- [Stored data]
━━━━━━
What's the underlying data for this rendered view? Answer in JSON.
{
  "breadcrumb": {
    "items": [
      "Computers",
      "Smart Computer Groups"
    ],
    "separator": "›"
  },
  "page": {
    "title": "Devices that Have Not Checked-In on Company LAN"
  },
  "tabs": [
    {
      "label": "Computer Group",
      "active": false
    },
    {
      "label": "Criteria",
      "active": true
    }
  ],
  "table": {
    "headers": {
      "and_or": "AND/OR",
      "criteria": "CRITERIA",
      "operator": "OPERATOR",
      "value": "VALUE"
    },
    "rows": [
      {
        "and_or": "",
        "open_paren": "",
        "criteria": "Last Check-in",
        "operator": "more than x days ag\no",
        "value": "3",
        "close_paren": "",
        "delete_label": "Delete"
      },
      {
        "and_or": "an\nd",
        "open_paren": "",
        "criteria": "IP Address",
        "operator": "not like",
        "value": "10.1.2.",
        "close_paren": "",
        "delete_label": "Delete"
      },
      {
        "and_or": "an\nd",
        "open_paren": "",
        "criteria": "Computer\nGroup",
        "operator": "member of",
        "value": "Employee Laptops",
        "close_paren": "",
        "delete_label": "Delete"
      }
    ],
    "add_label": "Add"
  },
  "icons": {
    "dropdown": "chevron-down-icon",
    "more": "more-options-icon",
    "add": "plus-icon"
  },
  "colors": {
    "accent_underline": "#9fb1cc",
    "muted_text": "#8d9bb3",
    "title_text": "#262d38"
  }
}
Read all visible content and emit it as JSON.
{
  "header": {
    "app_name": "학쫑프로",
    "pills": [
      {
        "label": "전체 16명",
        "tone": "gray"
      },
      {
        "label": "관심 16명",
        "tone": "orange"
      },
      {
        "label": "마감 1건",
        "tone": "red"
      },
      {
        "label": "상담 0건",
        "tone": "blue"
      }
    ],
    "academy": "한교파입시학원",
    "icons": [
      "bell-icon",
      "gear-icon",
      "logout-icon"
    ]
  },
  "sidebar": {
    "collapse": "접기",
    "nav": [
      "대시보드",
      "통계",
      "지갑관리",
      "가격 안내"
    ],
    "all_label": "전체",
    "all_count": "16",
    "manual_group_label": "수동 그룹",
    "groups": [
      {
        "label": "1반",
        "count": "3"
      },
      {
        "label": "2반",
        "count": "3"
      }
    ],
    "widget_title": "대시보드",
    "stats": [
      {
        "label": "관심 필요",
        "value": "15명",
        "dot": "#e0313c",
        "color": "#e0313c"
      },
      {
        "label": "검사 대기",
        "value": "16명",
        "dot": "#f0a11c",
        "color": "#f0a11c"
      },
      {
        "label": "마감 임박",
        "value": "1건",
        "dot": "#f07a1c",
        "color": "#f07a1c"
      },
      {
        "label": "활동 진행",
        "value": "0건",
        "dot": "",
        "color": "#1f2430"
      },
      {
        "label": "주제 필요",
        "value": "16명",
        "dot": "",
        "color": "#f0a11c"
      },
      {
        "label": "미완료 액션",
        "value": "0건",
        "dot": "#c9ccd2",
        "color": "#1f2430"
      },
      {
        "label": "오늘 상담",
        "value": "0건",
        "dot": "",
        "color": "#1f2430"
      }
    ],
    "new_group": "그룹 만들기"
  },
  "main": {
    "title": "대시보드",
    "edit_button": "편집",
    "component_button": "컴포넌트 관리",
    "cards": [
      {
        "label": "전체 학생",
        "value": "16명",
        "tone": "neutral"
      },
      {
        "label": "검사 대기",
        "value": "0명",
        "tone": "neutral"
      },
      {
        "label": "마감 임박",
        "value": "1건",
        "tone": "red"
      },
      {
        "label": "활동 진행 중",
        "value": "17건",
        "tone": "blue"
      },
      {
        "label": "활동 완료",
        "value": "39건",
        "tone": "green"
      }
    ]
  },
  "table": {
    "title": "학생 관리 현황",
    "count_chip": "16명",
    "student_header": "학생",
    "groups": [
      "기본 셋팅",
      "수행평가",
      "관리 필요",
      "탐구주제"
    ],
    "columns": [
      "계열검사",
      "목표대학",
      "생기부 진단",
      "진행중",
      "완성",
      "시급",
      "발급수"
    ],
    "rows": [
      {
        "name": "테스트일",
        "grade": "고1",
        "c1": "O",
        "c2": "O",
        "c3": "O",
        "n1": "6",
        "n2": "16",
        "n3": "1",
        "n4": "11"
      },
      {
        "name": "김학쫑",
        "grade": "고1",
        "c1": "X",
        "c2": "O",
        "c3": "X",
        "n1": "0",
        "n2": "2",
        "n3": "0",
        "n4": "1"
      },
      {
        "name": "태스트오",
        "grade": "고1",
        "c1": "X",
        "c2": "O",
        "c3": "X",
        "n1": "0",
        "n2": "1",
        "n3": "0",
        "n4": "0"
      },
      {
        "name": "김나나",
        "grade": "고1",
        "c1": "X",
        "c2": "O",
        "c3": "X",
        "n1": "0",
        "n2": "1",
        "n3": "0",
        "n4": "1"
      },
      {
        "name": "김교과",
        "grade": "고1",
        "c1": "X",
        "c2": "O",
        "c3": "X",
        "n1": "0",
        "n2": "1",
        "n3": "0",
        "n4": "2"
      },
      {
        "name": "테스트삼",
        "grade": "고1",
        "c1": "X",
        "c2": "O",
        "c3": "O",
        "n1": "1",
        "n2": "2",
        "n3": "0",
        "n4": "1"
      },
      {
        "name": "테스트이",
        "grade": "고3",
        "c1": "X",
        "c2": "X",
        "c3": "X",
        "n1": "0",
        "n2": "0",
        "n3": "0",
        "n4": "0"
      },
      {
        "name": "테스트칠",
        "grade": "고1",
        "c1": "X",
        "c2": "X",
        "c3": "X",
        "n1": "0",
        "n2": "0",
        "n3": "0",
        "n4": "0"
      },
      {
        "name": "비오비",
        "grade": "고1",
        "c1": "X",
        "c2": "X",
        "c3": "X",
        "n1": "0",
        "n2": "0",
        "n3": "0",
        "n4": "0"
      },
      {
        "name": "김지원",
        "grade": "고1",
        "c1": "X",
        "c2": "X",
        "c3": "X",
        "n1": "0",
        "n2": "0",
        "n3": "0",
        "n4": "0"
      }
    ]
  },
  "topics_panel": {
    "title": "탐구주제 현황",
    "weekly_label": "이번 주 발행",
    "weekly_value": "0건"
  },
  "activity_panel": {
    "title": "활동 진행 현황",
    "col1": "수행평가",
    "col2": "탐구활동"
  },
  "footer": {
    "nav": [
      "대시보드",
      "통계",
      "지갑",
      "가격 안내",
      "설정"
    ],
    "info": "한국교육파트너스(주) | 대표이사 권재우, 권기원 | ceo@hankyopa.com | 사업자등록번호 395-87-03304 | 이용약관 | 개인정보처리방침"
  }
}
━━━━━━
- [GIVEN INSTRUCTION] Reproduce the listing above verbatim, from first line to last.

- [RESULT FOR THIS EXERCISE]
What's the underlying data for this rendered view? Answer in JSON.
{
  "breadcrumb": {
    "items": [
      "Computers",
      "Smart Computer Groups"
    ],
    "separator": "›"
  },
  "page": {
    "title": "Devices that Have Not Checked-In on Company LAN"
  },
  "tabs": [
    {
      "label": "Computer Group",
      "active": false
    },
    {
      "label": "Criteria",
      "active": true
    }
  ],
  "table": {
    "headers": {
      "and_or": "AND/OR",
      "criteria": "CRITERIA",
      "operator": "OPERATOR",
      "value": "VALUE"
    },
    "rows": [
      {
        "and_or": "",
        "open_paren": "",
        "criteria": "Last Check-in",
        "operator": "more than x days ag\no",
        "value": "3",
        "close_paren": "",
        "delete_label": "Delete"
      },
      {
        "and_or": "an\nd",
        "open_paren": "",
        "criteria": "IP Address",
        "operator": "not like",
        "value": "10.1.2.",
        "close_paren": "",
        "delete_label": "Delete"
      },
      {
        "and_or": "an\nd",
        "open_paren": "",
        "criteria": "Computer\nGroup",
        "operator": "member of",
        "value": "Employee Laptops",
        "close_paren": "",
        "delete_label": "Delete"
      }
    ],
    "add_label": "Add"
  },
  "icons": {
    "dropdown": "chevron-down-icon",
    "more": "more-options-icon",
    "add": "plus-icon"
  },
  "colors": {
    "accent_underline": "#9fb1cc",
    "muted_text": "#8d9bb3",
    "title_text": "#262d38"
  }
}
Read all visible content and emit it as JSON.
{
  "header": {
    "app_name": "학쫑프로",
    "pills": [
      {
        "label": "전체 16명",
        "tone": "gray"
      },
      {
        "label": "관심 16명",
        "tone": "orange"
      },
      {
        "label": "마감 1건",
        "tone": "red"
      },
      {
        "label": "상담 0건",
        "tone": "blue"
      }
    ],
    "academy": "한교파입시학원",
    "icons": [
      "bell-icon",
      "gear-icon",
      "logout-icon"
    ]
  },
  "sidebar": {
    "collapse": "접기",
    "nav": [
      "대시보드",
      "통계",
      "지갑관리",
      "가격 안내"
    ],
    "all_label": "전체",
    "all_count": "16",
    "manual_group_label": "수동 그룹",
    "groups": [
      {
        "label": "1반",
        "count": "3"
      },
      {
        "label": "2반",
        "count": "3"
      }
    ],
    "widget_title": "대시보드",
    "stats": [
      {
        "label": "관심 필요",
        "value": "15명",
        "dot": "#e0313c",
        "color": "#e0313c"
      },
      {
        "label": "검사 대기",
        "value": "16명",
        "dot": "#f0a11c",
        "color": "#f0a11c"
      },
      {
        "label": "마감 임박",
        "value": "1건",
        "dot": "#f07a1c",
        "color": "#f07a1c"
      },
      {
        "label": "활동 진행",
        "value": "0건",
        "dot": "",
        "color": "#1f2430"
      },
      {
        "label": "주제 필요",
        "value": "16명",
        "dot": "",
        "color": "#f0a11c"
      },
      {
        "label": "미완료 액션",
        "value": "0건",
        "dot": "#c9ccd2",
        "color": "#1f2430"
      },
      {
        "label": "오늘 상담",
        "value": "0건",
        "dot": "",
        "color": "#1f2430"
      }
    ],
    "new_group": "그룹 만들기"
  },
  "main": {
    "title": "대시보드",
    "edit_button": "편집",
    "component_button": "컴포넌트 관리",
    "cards": [
      {
        "label": "전체 학생",
        "value": "16명",
        "tone": "neutral"
      },
      {
        "label": "검사 대기",
        "value": "0명",
        "tone": "neutral"
      },
      {
        "label": "마감 임박",
        "value": "1건",
        "tone": "red"
      },
      {
        "label": "활동 진행 중",
        "value": "17건",
        "tone": "blue"
      },
      {
        "label": "활동 완료",
        "value": "39건",
        "tone": "green"
      }
    ]
  },
  "table": {
    "title": "학생 관리 현황",
    "count_chip": "16명",
    "student_header": "학생",
    "groups": [
      "기본 셋팅",
      "수행평가",
      "관리 필요",
      "탐구주제"
    ],
    "columns": [
      "계열검사",
      "목표대학",
      "생기부 진단",
      "진행중",
      "완성",
      "시급",
      "발급수"
    ],
    "rows": [
      {
        "name": "테스트일",
        "grade": "고1",
        "c1": "O",
        "c2": "O",
        "c3": "O",
        "n1": "6",
        "n2": "16",
        "n3": "1",
        "n4": "11"
      },
      {
        "name": "김학쫑",
        "grade": "고1",
        "c1": "X",
        "c2": "O",
        "c3": "X",
        "n1": "0",
        "n2": "2",
        "n3": "0",
        "n4": "1"
      },
      {
        "name": "태스트오",
        "grade": "고1",
        "c1": "X",
        "c2": "O",
        "c3": "X",
        "n1": "0",
        "n2": "1",
        "n3": "0",
        "n4": "0"
      },
      {
        "name": "김나나",
        "grade": "고1",
        "c1": "X",
        "c2": "O",
        "c3": "X",
        "n1": "0",
        "n2": "1",
        "n3": "0",
        "n4": "1"
      },
      {
        "name": "김교과",
        "grade": "고1",
        "c1": "X",
        "c2": "O",
        "c3": "X",
        "n1": "0",
        "n2": "1",
        "n3": "0",
        "n4": "2"
      },
      {
        "name": "테스트삼",
        "grade": "고1",
        "c1": "X",
        "c2": "O",
        "c3": "O",
        "n1": "1",
        "n2": "2",
        "n3": "0",
        "n4": "1"
      },
      {
        "name": "테스트이",
        "grade": "고3",
        "c1": "X",
        "c2": "X",
        "c3": "X",
        "n1": "0",
        "n2": "0",
        "n3": "0",
        "n4": "0"
      },
      {
        "name": "테스트칠",
        "grade": "고1",
        "c1": "X",
        "c2": "X",
        "c3": "X",
        "n1": "0",
        "n2": "0",
        "n3": "0",
        "n4": "0"
      },
      {
        "name": "비오비",
        "grade": "고1",
        "c1": "X",
        "c2": "X",
        "c3": "X",
        "n1": "0",
        "n2": "0",
        "n3": "0",
        "n4": "0"
      },
      {
        "name": "김지원",
        "grade": "고1",
        "c1": "X",
        "c2": "X",
        "c3": "X",
        "n1": "0",
        "n2": "0",
        "n3": "0",
        "n4": "0"
      }
    ]
  },
  "topics_panel": {
    "title": "탐구주제 현황",
    "weekly_label": "이번 주 발행",
    "weekly_value": "0건"
  },
  "activity_panel": {
    "title": "활동 진행 현황",
    "col1": "수행평가",
    "col2": "탐구활동"
  },
  "footer": {
    "nav": [
      "대시보드",
      "통계",
      "지갑",
      "가격 안내",
      "설정"
    ],
    "info": "한국교육파트너스(주) | 대표이사 권재우, 권기원 | ceo@hankyopa.com | 사업자등록번호 395-87-03304 | 이용약관 | 개인정보처리방침"
  }
}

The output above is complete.